- _WHAT TO WORK ON_
Copy each line of the listing below exactly.

- _RECORD LIST_
****************

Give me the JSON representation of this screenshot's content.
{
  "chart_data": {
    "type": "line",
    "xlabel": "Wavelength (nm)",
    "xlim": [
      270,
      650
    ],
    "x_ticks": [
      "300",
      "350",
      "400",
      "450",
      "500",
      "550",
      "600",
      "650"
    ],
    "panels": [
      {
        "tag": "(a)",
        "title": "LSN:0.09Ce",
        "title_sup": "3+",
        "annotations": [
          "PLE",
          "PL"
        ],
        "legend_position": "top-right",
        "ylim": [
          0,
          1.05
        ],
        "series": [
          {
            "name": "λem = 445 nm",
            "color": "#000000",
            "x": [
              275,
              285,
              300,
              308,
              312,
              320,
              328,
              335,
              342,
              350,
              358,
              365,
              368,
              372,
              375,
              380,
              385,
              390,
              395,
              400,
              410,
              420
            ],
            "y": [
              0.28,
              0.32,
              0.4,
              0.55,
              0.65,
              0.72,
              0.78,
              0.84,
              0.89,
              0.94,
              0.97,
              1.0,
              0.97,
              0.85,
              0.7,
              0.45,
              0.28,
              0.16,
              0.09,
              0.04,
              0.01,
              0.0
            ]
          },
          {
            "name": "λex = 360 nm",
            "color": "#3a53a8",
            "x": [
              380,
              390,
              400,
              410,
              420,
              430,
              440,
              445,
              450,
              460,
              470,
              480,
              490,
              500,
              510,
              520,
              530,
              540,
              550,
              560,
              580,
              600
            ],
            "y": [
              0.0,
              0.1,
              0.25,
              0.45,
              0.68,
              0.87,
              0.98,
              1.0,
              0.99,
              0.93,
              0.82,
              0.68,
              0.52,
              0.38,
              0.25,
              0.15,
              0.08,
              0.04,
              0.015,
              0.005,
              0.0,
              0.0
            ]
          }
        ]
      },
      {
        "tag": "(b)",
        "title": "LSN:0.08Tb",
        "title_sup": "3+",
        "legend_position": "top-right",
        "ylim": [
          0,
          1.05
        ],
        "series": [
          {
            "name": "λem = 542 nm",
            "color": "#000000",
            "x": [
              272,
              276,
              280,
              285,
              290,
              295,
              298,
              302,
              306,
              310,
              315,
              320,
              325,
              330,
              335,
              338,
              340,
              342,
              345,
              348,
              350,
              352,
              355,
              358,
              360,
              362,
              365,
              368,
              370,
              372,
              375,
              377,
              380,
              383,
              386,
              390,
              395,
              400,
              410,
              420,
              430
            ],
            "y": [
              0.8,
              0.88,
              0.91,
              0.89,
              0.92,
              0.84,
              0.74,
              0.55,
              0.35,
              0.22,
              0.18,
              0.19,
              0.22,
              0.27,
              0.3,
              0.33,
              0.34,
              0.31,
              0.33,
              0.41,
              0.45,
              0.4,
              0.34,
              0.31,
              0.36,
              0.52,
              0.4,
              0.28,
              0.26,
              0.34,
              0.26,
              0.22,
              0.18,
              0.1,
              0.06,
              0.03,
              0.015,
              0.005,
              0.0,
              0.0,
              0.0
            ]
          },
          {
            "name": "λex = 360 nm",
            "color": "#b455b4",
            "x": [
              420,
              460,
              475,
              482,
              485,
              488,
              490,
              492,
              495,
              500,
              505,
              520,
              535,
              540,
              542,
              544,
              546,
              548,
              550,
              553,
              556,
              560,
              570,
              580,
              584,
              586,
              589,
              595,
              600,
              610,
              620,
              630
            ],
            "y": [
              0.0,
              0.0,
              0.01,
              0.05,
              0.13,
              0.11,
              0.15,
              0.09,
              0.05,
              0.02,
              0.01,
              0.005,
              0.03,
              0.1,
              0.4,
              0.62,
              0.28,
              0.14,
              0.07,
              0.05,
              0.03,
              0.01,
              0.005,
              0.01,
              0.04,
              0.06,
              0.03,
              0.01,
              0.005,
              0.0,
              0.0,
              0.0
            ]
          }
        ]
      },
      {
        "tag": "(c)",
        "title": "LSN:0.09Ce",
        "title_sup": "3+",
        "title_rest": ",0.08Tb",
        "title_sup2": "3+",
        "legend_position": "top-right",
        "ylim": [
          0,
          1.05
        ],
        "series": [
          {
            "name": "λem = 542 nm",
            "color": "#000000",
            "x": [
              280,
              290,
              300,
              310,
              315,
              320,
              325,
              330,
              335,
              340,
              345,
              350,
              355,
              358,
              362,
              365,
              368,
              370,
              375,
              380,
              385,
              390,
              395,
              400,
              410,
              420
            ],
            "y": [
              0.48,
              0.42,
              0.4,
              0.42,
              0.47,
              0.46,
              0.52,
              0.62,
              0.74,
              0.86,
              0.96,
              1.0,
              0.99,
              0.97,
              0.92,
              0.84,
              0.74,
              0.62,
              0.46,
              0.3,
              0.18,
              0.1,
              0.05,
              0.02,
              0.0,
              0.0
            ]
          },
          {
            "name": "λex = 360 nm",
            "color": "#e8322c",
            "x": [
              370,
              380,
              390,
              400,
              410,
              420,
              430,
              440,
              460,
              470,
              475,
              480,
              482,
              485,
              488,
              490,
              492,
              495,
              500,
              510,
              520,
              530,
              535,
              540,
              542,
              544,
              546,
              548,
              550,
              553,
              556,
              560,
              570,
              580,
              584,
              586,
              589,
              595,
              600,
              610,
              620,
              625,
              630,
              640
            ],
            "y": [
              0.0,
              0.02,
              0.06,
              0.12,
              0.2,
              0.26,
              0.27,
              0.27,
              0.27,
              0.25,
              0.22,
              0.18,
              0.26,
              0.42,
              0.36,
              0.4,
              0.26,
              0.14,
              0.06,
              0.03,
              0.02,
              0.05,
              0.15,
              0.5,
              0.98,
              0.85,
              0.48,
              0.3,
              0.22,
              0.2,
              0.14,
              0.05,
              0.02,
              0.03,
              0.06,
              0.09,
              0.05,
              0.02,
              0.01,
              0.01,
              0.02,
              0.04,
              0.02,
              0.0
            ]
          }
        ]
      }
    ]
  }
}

****************

- _FULL SOLUTION_
Give me the JSON representation of this screenshot's content.
{
  "chart_data": {
    "type": "line",
    "xlabel": "Wavelength (nm)",
    "xlim": [
      270,
      650
    ],
    "x_ticks": [
      "300",
      "350",
      "400",
      "450",
      "500",
      "550",
      "600",
      "650"
    ],
    "panels": [
      {
        "tag": "(a)",
        "title": "LSN:0.09Ce",
        "title_sup": "3+",
        "annotations": [
          "PLE",
          "PL"
        ],
        "legend_position": "top-right",
        "ylim": [
          0,
          1.05
        ],
        "series": [
          {
            "name": "λem = 445 nm",
            "color": "#000000",
            "x": [
              275,
              285,
              300,
              308,
              312,
              320,
              328,
              335,
              342,
              350,
              358,
              365,
              368,
              372,
              375,
              380,
              385,
              390,
              395,
              400,
              410,
              420
            ],
            "y": [
              0.28,
              0.32,
              0.4,
              0.55,
              0.65,
              0.72,
              0.78,
              0.84,
              0.89,
              0.94,
              0.97,
              1.0,
              0.97,
              0.85,
              0.7,
              0.45,
              0.28,
              0.16,
              0.09,
              0.04,
              0.01,
              0.0
            ]
          },
          {
            "name": "λex = 360 nm",
            "color": "#3a53a8",
            "x": [
              380,
              390,
              400,
              410,
              420,
              430,
              440,
              445,
              450,
              460,
              470,
              480,
              490,
              500,
              510,
              520,
              530,
              540,
              550,
              560,
              580,
              600
            ],
            "y": [
              0.0,
              0.1,
              0.25,
              0.45,
              0.68,
              0.87,
              0.98,
              1.0,
              0.99,
              0.93,
              0.82,
              0.68,
              0.52,
              0.38,
              0.25,
              0.15,
              0.08,
              0.04,
              0.015,
              0.005,
              0.0,
              0.0
            ]
          }
        ]
      },
      {
        "tag": "(b)",
        "title": "LSN:0.08Tb",
        "title_sup": "3+",
        "legend_position": "top-right",
        "ylim": [
          0,
          1.05
        ],
        "series": [
          {
            "name": "λem = 542 nm",
            "color": "#000000",
            "x": [
              272,
              276,
              280,
              285,
              290,
              295,
              298,
              302,
              306,
              310,
              315,
              320,
              325,
              330,
              335,
              338,
              340,
              342,
              345,
              348,
              350,
              352,
              355,
              358,
              360,
              362,
              365,
              368,
              370,
              372,
              375,
              377,
              380,
              383,
              386,
              390,
              395,
              400,
              410,
              420,
              430
            ],
            "y": [
              0.8,
              0.88,
              0.91,
              0.89,
              0.92,
              0.84,
              0.74,
              0.55,
              0.35,
              0.22,
              0.18,
              0.19,
              0.22,
              0.27,
              0.3,
              0.33,
              0.34,
              0.31,
              0.33,
              0.41,
              0.45,
              0.4,
              0.34,
              0.31,
              0.36,
              0.52,
              0.4,
              0.28,
              0.26,
              0.34,
              0.26,
              0.22,
              0.18,
              0.1,
              0.06,
              0.03,
              0.015,
              0.005,
              0.0,
              0.0,
              0.0
            ]
          },
          {
            "name": "λex = 360 nm",
            "color": "#b455b4",
            "x": [
              420,
              460,
              475,
              482,
              485,
              488,
              490,
              492,
              495,
              500,
              505,
              520,
              535,
              540,
              542,
              544,
              546,
              548,
              550,
              553,
              556,
              560,
              570,
              580,
              584,
              586,
              589,
              595,
              600,
              610,
              620,
              630
            ],
            "y": [
              0.0,
              0.0,
              0.01,
              0.05,
              0.13,
              0.11,
              0.15,
              0.09,
              0.05,
              0.02,
              0.01,
              0.005,
              0.03,
              0.1,
              0.4,
              0.62,
              0.28,
              0.14,
              0.07,
              0.05,
              0.03,
              0.01,
              0.005,
              0.01,
              0.04,
              0.06,
              0.03,
              0.01,
              0.005,
              0.0,
              0.0,
              0.0
            ]
          }
        ]
      },
      {
        "tag": "(c)",
        "title": "LSN:0.09Ce",
        "title_sup": "3+",
        "title_rest": ",0.08Tb",
        "title_sup2": "3+",
        "legend_position": "top-right",
        "ylim": [
          0,
          1.05
        ],
        "series": [
          {
            "name": "λem = 542 nm",
            "color": "#000000",
            "x": [
              280,
              290,
              300,
              310,
              315,
              320,
              325,
              330,
              335,
              340,
              345,
              350,
              355,
              358,
              362,
              365,
              368,
              370,
              375,
              380,
              385,
              390,
              395,
              400,
              410,
              420
            ],
            "y": [
              0.48,
              0.42,
              0.4,
              0.42,
              0.47,
              0.46,
              0.52,
              0.62,
              0.74,
              0.86,
              0.96,
              1.0,
              0.99,
              0.97,
              0.92,
              0.84,
              0.74,
              0.62,
              0.46,
              0.3,
              0.18,
              0.1,
              0.05,
              0.02,
              0.0,
              0.0
            ]
          },
          {
            "name": "λex = 360 nm",
            "color": "#e8322c",
            "x": [
              370,
              380,
              390,
              400,
              410,
              420,
              430,
              440,
              460,
              470,
              475,
              480,
              482,
              485,
              488,
              490,
              492,
              495,
              500,
              510,
              520,
              530,
              535,
              540,
              542,
              544,
              546,
              548,
              550,
              553,
              556,
              560,
              570,
              580,
              584,
              586,
              589,
              595,
              600,
              610,
              620,
              625,
              630,
              640
            ],
            "y": [
              0.0,
              0.02,
              0.06,
              0.12,
              0.2,
              0.26,
              0.27,
              0.27,
              0.27,
              0.25,
              0.22,
              0.18,
              0.26,
              0.42,
              0.36,
              0.4,
              0.26,
              0.14,
              0.06,
              0.03,
              0.02,
              0.05,
              0.15,
              0.5,
              0.98,
              0.85,
              0.48,
              0.3,
              0.22,
              0.2,
              0.14,
              0.05,
              0.02,
              0.03,
              0.06,
              0.09,
              0.05,
              0.02,
              0.01,
              0.01,
              0.02,
              0.04,
              0.02,
              0.0
            ]
          }
        ]
      }
    ]
  }
}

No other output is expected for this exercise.